# [Problem]
Print the full listing exactly.

** start of Provided records **

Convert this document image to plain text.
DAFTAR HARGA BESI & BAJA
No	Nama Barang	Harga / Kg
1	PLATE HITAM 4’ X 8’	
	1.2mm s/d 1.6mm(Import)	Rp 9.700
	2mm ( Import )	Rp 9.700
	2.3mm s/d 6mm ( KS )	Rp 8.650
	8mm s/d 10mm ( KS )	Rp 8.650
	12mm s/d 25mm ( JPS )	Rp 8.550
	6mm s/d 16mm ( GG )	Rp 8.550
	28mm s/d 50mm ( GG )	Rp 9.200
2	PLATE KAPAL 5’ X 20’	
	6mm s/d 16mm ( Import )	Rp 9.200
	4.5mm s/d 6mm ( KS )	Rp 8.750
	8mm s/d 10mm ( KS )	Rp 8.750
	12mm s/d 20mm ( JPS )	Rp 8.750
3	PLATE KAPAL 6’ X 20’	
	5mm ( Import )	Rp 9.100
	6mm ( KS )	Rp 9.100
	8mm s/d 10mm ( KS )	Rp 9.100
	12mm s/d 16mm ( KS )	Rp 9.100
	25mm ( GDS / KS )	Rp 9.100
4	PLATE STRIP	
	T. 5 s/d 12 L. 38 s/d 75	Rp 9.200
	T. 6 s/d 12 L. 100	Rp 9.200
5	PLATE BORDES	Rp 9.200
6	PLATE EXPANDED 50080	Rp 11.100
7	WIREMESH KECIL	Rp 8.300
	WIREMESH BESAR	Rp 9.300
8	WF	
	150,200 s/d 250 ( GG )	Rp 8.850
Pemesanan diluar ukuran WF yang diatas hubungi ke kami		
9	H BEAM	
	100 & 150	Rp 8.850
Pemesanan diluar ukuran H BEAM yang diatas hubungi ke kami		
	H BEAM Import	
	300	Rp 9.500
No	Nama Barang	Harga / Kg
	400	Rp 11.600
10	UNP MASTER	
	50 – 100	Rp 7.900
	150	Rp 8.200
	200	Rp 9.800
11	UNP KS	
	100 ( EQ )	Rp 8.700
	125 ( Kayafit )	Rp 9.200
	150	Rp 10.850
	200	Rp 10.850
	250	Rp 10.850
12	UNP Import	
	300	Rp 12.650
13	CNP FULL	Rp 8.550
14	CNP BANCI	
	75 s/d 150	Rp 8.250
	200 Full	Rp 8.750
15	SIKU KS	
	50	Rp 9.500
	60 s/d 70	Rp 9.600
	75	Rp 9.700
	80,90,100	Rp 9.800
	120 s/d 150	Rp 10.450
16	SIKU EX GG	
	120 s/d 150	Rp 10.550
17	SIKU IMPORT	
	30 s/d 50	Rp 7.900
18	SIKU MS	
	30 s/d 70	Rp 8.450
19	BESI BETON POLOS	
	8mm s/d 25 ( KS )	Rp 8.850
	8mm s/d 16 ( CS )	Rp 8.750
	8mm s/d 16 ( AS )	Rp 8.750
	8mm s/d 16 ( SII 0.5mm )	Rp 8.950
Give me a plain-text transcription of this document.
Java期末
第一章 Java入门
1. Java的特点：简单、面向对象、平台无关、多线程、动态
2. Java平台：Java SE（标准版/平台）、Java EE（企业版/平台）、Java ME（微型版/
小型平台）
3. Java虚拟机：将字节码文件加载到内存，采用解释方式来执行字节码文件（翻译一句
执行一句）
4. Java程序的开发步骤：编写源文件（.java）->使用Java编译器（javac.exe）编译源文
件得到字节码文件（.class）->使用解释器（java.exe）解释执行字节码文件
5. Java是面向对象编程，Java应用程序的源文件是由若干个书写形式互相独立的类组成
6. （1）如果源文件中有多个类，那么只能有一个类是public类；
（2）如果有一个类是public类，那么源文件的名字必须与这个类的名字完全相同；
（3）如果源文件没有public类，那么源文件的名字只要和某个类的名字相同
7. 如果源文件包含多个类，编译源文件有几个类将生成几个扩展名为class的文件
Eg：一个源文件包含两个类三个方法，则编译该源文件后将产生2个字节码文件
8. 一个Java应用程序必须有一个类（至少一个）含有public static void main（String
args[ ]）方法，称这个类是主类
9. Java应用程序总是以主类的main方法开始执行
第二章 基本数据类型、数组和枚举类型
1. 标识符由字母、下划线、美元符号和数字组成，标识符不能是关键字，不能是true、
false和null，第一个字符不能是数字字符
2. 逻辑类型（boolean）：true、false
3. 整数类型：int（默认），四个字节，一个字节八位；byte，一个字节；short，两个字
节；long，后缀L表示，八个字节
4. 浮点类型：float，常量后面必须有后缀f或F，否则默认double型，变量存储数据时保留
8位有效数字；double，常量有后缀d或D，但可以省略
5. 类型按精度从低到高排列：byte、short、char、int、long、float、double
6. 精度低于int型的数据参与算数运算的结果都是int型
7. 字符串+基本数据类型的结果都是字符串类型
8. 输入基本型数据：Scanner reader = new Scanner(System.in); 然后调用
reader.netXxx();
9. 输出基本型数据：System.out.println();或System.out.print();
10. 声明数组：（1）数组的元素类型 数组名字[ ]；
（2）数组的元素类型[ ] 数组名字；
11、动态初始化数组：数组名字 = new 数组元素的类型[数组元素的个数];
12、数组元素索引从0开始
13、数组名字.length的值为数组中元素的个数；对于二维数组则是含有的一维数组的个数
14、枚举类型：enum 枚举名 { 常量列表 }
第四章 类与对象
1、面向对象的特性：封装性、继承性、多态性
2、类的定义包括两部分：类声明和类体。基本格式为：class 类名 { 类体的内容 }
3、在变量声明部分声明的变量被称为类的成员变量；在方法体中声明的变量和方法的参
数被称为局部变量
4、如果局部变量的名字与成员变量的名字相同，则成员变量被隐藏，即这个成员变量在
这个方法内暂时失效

** end of Provided records **

# [Task output]
Convert this document image to plain text.
DAFTAR HARGA BESI & BAJA
No	Nama Barang	Harga / Kg
1	PLATE HITAM 4’ X 8’	
	1.2mm s/d 1.6mm(Import)	Rp 9.700
	2mm ( Import )	Rp 9.700
	2.3mm s/d 6mm ( KS )	Rp 8.650
	8mm s/d 10mm ( KS )	Rp 8.650
	12mm s/d 25mm ( JPS )	Rp 8.550
	6mm s/d 16mm ( GG )	Rp 8.550
	28mm s/d 50mm ( GG )	Rp 9.200
2	PLATE KAPAL 5’ X 20’	
	6mm s/d 16mm ( Import )	Rp 9.200
	4.5mm s/d 6mm ( KS )	Rp 8.750
	8mm s/d 10mm ( KS )	Rp 8.750
	12mm s/d 20mm ( JPS )	Rp 8.750
3	PLATE KAPAL 6’ X 20’	
	5mm ( Import )	Rp 9.100
	6mm ( KS )	Rp 9.100
	8mm s/d 10mm ( KS )	Rp 9.100
	12mm s/d 16mm ( KS )	Rp 9.100
	25mm ( GDS / KS )	Rp 9.100
4	PLATE STRIP	
	T. 5 s/d 12 L. 38 s/d 75	Rp 9.200
	T. 6 s/d 12 L. 100	Rp 9.200
5	PLATE BORDES	Rp 9.200
6	PLATE EXPANDED 50080	Rp 11.100
7	WIREMESH KECIL	Rp 8.300
	WIREMESH BESAR	Rp 9.300
8	WF	
	150,200 s/d 250 ( GG )	Rp 8.850
Pemesanan diluar ukuran WF yang diatas hubungi ke kami		
9	H BEAM	
	100 & 150	Rp 8.850
Pemesanan diluar ukuran H BEAM yang diatas hubungi ke kami		
	H BEAM Import	
	300	Rp 9.500
No	Nama Barang	Harga / Kg
	400	Rp 11.600
10	UNP MASTER	
	50 – 100	Rp 7.900
	150	Rp 8.200
	200	Rp 9.800
11	UNP KS	
	100 ( EQ )	Rp 8.700
	125 ( Kayafit )	Rp 9.200
	150	Rp 10.850
	200	Rp 10.850
	250	Rp 10.850
12	UNP Import	
	300	Rp 12.650
13	CNP FULL	Rp 8.550
14	CNP BANCI	
	75 s/d 150	Rp 8.250
	200 Full	Rp 8.750
15	SIKU KS	
	50	Rp 9.500
	60 s/d 70	Rp 9.600
	75	Rp 9.700
	80,90,100	Rp 9.800
	120 s/d 150	Rp 10.450
16	SIKU EX GG	
	120 s/d 150	Rp 10.550
17	SIKU IMPORT	
	30 s/d 50	Rp 7.900
18	SIKU MS	
	30 s/d 70	Rp 8.450
19	BESI BETON POLOS	
	8mm s/d 25 ( KS )	Rp 8.850
	8mm s/d 16 ( CS )	Rp 8.750
	8mm s/d 16 ( AS )	Rp 8.750
	8mm s/d 16 ( SII 0.5mm )	Rp 8.950
Give me a plain-text transcription of this document.
Java期末
第一章 Java入门
1. Java的特点：简单、面向对象、平台无关、多线程、动态
2. Java平台：Java SE（标准版/平台）、Java EE（企业版/平台）、Java ME（微型版/
小型平台）
3. Java虚拟机：将字节码文件加载到内存，采用解释方式来执行字节码文件（翻译一句
执行一句）
4. Java程序的开发步骤：编写源文件（.java）->使用Java编译器（javac.exe）编译源文
件得到字节码文件（.class）->使用解释器（java.exe）解释执行字节码文件
5. Java是面向对象编程，Java应用程序的源文件是由若干个书写形式互相独立的类组成
6. （1）如果源文件中有多个类，那么只能有一个类是public类；
（2）如果有一个类是public类，那么源文件的名字必须与这个类的名字完全相同；
（3）如果源文件没有public类，那么源文件的名字只要和某个类的名字相同
7. 如果源文件包含多个类，编译源文件有几个类将生成几个扩展名为class的文件
Eg：一个源文件包含两个类三个方法，则编译该源文件后将产生2个字节码文件
8. 一个Java应用程序必须有一个类（至少一个）含有public static void main（String
args[ ]）方法，称这个类是主类
9. Java应用程序总是以主类的main方法开始执行
第二章 基本数据类型、数组和枚举类型
1. 标识符由字母、下划线、美元符号和数字组成，标识符不能是关键字，不能是true、
false和null，第一个字符不能是数字字符
2. 逻辑类型（boolean）：true、false
3. 整数类型：int（默认），四个字节，一个字节八位；byte，一个字节；short，两个字
节；long，后缀L表示，八个字节
4. 浮点类型：float，常量后面必须有后缀f或F，否则默认double型，变量存储数据时保留
8位有效数字；double，常量有后缀d或D，但可以省略
5. 类型按精度从低到高排列：byte、short、char、int、long、float、double
6. 精度低于int型的数据参与算数运算的结果都是int型
7. 字符串+基本数据类型的结果都是字符串类型
8. 输入基本型数据：Scanner reader = new Scanner(System.in); 然后调用
reader.netXxx();
9. 输出基本型数据：System.out.println();或System.out.print();
10. 声明数组：（1）数组的元素类型 数组名字[ ]；
（2）数组的元素类型[ ] 数组名字；
11、动态初始化数组：数组名字 = new 数组元素的类型[数组元素的个数];
12、数组元素索引从0开始
13、数组名字.length的值为数组中元素的个数；对于二维数组则是含有的一维数组的个数
14、枚举类型：enum 枚举名 { 常量列表 }
第四章 类与对象
1、面向对象的特性：封装性、继承性、多态性
2、类的定义包括两部分：类声明和类体。基本格式为：class 类名 { 类体的内容 }
3、在变量声明部分声明的变量被称为类的成员变量；在方法体中声明的变量和方法的参
数被称为局部变量
4、如果局部变量的名字与成员变量的名字相同，则成员变量被隐藏，即这个成员变量在
这个方法内暂时失效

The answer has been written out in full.